TRECHO DA PÁGINA.
Crimes de genocídio e contra a humanidade
Desde o início do mandato de Bolsonaro, a média do desmatamento na Amazônia cresceu 70% em relação à registrada entre 2009 e 2018 pelo Instituto Nacional de Pesquisas Espaciais (Inpe). Entre agosto de 2019 e julho de 2020, a floresta perdeu uma área de 11 mil km², a maior taxa registrada em 12 anos.
“A disputa pelo território é a base sociológica da violência praticada contra os povos indígenas e suas lideranças”, afirma o documento enviado ao TPI. “A política anti-indígena em curso no Brasil hoje é dolosa. São atos articulados, praticados de modo consistente durante os últimos dois anos, orientados pelo claro propósito da produção de uma nação brasileira sem indígenas, a ser atingida com a destruição desses povos, seja pela morte das pessoas por doença ou por homicídio, seja pela aniquilação de sua cultura, resultante de um processo de assimilação”, alegam os advogados.
No Brasil vivem cerca de 850 mil índios, pertencentes a 305 povos originários, 114 povos isolados e de recente contato. Falantes de mais de 270 línguas diferentes, eles habitam em torno de 1,3 mil territórios – apenas 408 deles formalmente reconhecidos pelo Estado. Quando tomou posse, Bolsonaro suspendeu todos os processos de demarcação.
O ecocídio é mencionado na denúncia da Apib com o intuito de “estimular o debate internacional para que seja tipificado” este crime contra o meio ambiente recém-definido por um comitê de 12 juristas. O objetivo é que se junte aos quatro crimes contra a humanidade que o TPI está julgando. O jurista indígena afirma que sua denúncia é “uma resposta à altura da opressão sofrida pelo nosso povo”.
Após a apresentação da denúncia, o trâmite do processo se dá na Procuradoria do tribunal internacional, que vai analisar se abre ou não investigação contra Bolsonaro. “No TPI vale o Princípio da Complementariedade: a responsabilidade primeira para punir indivíduos que cometeram crimes de altíssima gravidade é do Estado. Se o Estado não pode, ou não quer punir, o TPI tem jurisdição para julgar”, explica André de Carvalho Ramos, professor de Direito Internacional da Universidade de São Paulo (USP).

SOBRE O EXERCÍCIO.
Para cada afirmação seguinte, diga sim ou não, conforme ela concorde com o trecho da página, e copie as palavras do trecho que decidem: (a) entre agosto de 2019 e julho de 2020, a floresta perdeu 11 mil km²; (b) todos os territórios indígenas do Brasil são formalmente reconhecidos pelo Estado; (c) o ecocídio foi definido por um comitê de 12 juristas. Os registros são um material à parte, sem ligação com o trecho da página.

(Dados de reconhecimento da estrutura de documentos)
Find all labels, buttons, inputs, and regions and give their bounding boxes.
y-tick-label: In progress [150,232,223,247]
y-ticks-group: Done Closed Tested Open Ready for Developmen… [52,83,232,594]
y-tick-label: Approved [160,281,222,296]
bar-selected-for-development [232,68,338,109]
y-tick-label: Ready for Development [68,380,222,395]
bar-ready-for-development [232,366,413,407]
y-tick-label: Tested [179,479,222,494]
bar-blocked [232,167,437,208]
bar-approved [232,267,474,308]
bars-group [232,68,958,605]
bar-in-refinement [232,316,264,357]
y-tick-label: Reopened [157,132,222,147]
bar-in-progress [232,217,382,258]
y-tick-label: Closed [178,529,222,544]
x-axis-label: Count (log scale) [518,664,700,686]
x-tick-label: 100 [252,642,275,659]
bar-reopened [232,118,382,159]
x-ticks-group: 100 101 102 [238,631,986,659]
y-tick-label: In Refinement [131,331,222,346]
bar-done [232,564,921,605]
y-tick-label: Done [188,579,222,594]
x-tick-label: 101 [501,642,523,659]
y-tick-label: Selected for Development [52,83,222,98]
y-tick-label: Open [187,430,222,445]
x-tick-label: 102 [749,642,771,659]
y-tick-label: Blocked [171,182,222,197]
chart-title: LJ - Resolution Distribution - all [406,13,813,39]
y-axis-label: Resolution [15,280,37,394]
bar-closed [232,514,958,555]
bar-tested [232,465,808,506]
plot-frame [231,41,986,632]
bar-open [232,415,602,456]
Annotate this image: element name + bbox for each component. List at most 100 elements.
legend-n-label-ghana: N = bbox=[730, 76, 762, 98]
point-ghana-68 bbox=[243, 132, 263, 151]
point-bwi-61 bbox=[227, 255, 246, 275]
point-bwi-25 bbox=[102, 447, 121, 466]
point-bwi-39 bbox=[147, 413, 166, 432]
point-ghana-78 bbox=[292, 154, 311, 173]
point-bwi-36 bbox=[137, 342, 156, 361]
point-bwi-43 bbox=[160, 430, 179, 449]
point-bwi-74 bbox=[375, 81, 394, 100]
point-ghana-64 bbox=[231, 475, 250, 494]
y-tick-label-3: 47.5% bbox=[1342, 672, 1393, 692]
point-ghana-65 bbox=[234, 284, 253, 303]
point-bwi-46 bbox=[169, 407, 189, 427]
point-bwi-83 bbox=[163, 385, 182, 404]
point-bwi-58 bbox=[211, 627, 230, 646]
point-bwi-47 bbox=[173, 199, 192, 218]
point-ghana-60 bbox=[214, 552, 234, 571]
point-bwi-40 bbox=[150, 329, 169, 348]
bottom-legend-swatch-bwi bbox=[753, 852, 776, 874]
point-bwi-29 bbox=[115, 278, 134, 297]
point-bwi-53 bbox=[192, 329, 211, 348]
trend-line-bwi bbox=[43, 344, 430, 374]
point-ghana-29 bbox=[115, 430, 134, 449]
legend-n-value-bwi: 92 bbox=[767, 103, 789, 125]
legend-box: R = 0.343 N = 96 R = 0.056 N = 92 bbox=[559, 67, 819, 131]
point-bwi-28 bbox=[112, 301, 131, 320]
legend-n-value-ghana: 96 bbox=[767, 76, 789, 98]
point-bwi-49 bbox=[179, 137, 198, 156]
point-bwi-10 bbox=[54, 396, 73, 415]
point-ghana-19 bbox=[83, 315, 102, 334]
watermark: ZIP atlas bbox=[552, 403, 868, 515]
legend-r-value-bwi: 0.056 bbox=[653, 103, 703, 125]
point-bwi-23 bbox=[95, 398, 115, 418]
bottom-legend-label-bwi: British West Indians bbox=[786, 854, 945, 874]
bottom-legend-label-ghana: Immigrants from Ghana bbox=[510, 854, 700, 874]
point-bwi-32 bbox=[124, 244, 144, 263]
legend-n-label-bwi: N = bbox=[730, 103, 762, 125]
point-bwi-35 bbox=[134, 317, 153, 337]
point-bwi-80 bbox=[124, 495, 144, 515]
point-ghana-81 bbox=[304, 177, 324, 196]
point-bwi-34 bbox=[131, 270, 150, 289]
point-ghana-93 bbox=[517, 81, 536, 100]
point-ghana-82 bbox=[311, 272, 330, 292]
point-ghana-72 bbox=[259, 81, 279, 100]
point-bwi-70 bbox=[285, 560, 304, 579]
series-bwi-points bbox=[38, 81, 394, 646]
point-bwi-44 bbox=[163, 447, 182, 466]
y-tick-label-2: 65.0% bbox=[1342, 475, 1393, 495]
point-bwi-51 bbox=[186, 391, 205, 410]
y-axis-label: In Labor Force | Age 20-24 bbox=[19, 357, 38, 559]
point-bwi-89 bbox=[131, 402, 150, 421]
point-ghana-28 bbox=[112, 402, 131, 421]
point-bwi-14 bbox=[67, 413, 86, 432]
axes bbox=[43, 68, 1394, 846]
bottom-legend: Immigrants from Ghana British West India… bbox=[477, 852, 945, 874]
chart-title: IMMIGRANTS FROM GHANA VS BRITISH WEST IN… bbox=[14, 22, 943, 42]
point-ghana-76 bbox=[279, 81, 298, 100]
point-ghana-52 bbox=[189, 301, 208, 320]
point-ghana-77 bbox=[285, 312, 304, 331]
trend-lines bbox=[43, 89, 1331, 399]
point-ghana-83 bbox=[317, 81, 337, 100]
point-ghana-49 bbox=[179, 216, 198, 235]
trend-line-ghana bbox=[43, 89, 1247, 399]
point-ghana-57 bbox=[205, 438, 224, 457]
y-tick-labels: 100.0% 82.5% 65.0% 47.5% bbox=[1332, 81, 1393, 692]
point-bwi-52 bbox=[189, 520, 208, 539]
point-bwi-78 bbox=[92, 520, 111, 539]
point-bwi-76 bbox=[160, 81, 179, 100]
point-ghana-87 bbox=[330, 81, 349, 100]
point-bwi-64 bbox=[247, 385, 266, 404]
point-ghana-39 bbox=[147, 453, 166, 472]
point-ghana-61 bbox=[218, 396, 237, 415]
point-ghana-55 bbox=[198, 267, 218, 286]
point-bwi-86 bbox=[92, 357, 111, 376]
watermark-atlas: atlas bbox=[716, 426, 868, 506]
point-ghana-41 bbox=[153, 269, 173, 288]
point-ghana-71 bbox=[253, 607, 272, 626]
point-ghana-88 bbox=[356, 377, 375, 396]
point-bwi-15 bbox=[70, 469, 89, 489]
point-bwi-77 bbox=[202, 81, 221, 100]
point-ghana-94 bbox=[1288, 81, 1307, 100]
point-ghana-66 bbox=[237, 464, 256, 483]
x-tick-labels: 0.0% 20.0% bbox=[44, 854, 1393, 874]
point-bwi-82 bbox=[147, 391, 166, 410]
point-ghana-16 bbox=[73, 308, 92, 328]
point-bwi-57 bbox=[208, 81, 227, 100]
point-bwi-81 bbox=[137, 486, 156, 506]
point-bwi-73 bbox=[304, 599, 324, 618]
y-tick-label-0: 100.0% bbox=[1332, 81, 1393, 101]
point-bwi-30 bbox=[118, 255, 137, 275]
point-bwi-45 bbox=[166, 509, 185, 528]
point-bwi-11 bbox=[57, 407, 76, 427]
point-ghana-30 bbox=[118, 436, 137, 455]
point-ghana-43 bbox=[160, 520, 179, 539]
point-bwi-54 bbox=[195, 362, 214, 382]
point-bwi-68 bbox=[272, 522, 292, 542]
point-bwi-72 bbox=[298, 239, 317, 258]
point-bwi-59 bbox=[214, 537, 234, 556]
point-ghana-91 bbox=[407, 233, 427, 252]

ESPAÇO PARA RESPOSTA.
(a) Sim: "Entre agosto de 2019 e julho de 2020, a floresta perdeu uma área de 11 mil km²".
(b) Não: "eles habitam em torno de 1,3 mil territórios – apenas 408 deles formalmente reconhecidos pelo Estado".
(c) Sim: "este crime contra o meio ambiente recém-definido por um comitê de 12 juristas".